| Instructions for the task |
Repeat the material exactly as it appears.

# # # # #

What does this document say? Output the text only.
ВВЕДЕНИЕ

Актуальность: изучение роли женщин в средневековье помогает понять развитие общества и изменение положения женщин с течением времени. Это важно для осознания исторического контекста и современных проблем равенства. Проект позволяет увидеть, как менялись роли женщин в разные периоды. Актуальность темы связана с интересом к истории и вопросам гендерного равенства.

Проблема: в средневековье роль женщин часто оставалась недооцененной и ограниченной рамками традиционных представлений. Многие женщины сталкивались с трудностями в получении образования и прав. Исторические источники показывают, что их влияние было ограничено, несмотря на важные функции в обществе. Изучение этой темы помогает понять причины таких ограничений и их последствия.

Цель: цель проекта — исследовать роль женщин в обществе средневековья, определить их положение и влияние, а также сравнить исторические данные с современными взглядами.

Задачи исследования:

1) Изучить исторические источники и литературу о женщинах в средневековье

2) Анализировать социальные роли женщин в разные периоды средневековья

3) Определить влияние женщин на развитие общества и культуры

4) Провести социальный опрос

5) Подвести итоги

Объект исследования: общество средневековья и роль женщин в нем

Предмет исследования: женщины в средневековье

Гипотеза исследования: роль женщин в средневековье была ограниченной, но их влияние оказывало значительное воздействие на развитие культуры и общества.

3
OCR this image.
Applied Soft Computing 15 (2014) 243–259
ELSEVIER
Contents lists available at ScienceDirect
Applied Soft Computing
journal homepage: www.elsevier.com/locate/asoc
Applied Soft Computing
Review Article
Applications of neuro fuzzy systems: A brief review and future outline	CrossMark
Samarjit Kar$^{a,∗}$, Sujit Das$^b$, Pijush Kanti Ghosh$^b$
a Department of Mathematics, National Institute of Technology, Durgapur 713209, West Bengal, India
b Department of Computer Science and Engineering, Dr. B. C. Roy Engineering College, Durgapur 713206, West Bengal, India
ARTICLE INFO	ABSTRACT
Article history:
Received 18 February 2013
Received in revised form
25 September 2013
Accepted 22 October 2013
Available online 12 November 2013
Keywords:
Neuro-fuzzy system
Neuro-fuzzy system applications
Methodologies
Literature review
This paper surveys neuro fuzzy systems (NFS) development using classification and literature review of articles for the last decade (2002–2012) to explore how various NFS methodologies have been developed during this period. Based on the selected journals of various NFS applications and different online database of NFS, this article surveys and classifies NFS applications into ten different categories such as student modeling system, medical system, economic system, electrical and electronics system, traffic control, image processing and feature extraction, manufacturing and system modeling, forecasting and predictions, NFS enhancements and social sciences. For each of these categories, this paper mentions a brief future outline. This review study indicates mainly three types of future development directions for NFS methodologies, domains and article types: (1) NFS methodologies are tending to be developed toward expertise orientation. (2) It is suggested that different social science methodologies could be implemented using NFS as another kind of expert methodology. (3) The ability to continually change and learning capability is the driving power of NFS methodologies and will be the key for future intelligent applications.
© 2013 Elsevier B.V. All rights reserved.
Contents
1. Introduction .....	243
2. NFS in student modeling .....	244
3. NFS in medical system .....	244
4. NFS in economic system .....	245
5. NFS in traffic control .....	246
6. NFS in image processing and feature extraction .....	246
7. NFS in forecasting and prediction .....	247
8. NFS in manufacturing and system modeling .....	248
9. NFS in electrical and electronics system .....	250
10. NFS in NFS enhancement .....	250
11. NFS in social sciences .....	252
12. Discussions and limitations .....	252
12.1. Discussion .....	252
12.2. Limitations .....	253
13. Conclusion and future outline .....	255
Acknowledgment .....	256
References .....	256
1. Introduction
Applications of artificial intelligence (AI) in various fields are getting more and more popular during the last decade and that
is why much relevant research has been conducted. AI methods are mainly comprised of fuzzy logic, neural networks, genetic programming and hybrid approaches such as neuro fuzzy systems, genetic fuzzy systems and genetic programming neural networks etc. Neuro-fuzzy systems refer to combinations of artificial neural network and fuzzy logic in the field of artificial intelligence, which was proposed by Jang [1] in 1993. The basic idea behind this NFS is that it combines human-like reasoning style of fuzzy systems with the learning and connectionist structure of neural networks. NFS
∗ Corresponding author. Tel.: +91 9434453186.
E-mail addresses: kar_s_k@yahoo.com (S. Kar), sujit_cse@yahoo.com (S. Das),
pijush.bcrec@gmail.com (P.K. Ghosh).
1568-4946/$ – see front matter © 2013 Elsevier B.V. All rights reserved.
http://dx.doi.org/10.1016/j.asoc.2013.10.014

# # # # #

| Task output |
What does this document say? Output the text only.
ВВЕДЕНИЕ

Актуальность: изучение роли женщин в средневековье помогает понять развитие общества и изменение положения женщин с течением времени. Это важно для осознания исторического контекста и современных проблем равенства. Проект позволяет увидеть, как менялись роли женщин в разные периоды. Актуальность темы связана с интересом к истории и вопросам гендерного равенства.

Проблема: в средневековье роль женщин часто оставалась недооцененной и ограниченной рамками традиционных представлений. Многие женщины сталкивались с трудностями в получении образования и прав. Исторические источники показывают, что их влияние было ограничено, несмотря на важные функции в обществе. Изучение этой темы помогает понять причины таких ограничений и их последствия.

Цель: цель проекта — исследовать роль женщин в обществе средневековья, определить их положение и влияние, а также сравнить исторические данные с современными взглядами.

Задачи исследования:

1) Изучить исторические источники и литературу о женщинах в средневековье

2) Анализировать социальные роли женщин в разные периоды средневековья

3) Определить влияние женщин на развитие общества и культуры

4) Провести социальный опрос

5) Подвести итоги

Объект исследования: общество средневековья и роль женщин в нем

Предмет исследования: женщины в средневековье

Гипотеза исследования: роль женщин в средневековье была ограниченной, но их влияние оказывало значительное воздействие на развитие культуры и общества.

3
OCR this image.
Applied Soft Computing 15 (2014) 243–259
ELSEVIER
Contents lists available at ScienceDirect
Applied Soft Computing
journal homepage: www.elsevier.com/locate/asoc
Applied Soft Computing
Review Article
Applications of neuro fuzzy systems: A brief review and future outline	CrossMark
Samarjit Kar$^{a,∗}$, Sujit Das$^b$, Pijush Kanti Ghosh$^b$
a Department of Mathematics, National Institute of Technology, Durgapur 713209, West Bengal, India
b Department of Computer Science and Engineering, Dr. B. C. Roy Engineering College, Durgapur 713206, West Bengal, India
ARTICLE INFO	ABSTRACT
Article history:
Received 18 February 2013
Received in revised form
25 September 2013
Accepted 22 October 2013
Available online 12 November 2013
Keywords:
Neuro-fuzzy system
Neuro-fuzzy system applications
Methodologies
Literature review
This paper surveys neuro fuzzy systems (NFS) development using classification and literature review of articles for the last decade (2002–2012) to explore how various NFS methodologies have been developed during this period. Based on the selected journals of various NFS applications and different online database of NFS, this article surveys and classifies NFS applications into ten different categories such as student modeling system, medical system, economic system, electrical and electronics system, traffic control, image processing and feature extraction, manufacturing and system modeling, forecasting and predictions, NFS enhancements and social sciences. For each of these categories, this paper mentions a brief future outline. This review study indicates mainly three types of future development directions for NFS methodologies, domains and article types: (1) NFS methodologies are tending to be developed toward expertise orientation. (2) It is suggested that different social science methodologies could be implemented using NFS as another kind of expert methodology. (3) The ability to continually change and learning capability is the driving power of NFS methodologies and will be the key for future intelligent applications.
© 2013 Elsevier B.V. All rights reserved.
Contents
1. Introduction .....	243
2. NFS in student modeling .....	244
3. NFS in medical system .....	244
4. NFS in economic system .....	245
5. NFS in traffic control .....	246
6. NFS in image processing and feature extraction .....	246
7. NFS in forecasting and prediction .....	247
8. NFS in manufacturing and system modeling .....	248
9. NFS in electrical and electronics system .....	250
10. NFS in NFS enhancement .....	250
11. NFS in social sciences .....	252
12. Discussions and limitations .....	252
12.1. Discussion .....	252
12.2. Limitations .....	253
13. Conclusion and future outline .....	255
Acknowledgment .....	256
References .....	256
1. Introduction
Applications of artificial intelligence (AI) in various fields are getting more and more popular during the last decade and that
is why much relevant research has been conducted. AI methods are mainly comprised of fuzzy logic, neural networks, genetic programming and hybrid approaches such as neuro fuzzy systems, genetic fuzzy systems and genetic programming neural networks etc. Neuro-fuzzy systems refer to combinations of artificial neural network and fuzzy logic in the field of artificial intelligence, which was proposed by Jang [1] in 1993. The basic idea behind this NFS is that it combines human-like reasoning style of fuzzy systems with the learning and connectionist structure of neural networks. NFS
∗ Corresponding author. Tel.: +91 9434453186.
E-mail addresses: kar_s_k@yahoo.com (S. Kar), sujit_cse@yahoo.com (S. Das),
pijush.bcrec@gmail.com (P.K. Ghosh).
1568-4946/$ – see front matter © 2013 Elsevier B.V. All rights reserved.
http://dx.doi.org/10.1016/j.asoc.2013.10.014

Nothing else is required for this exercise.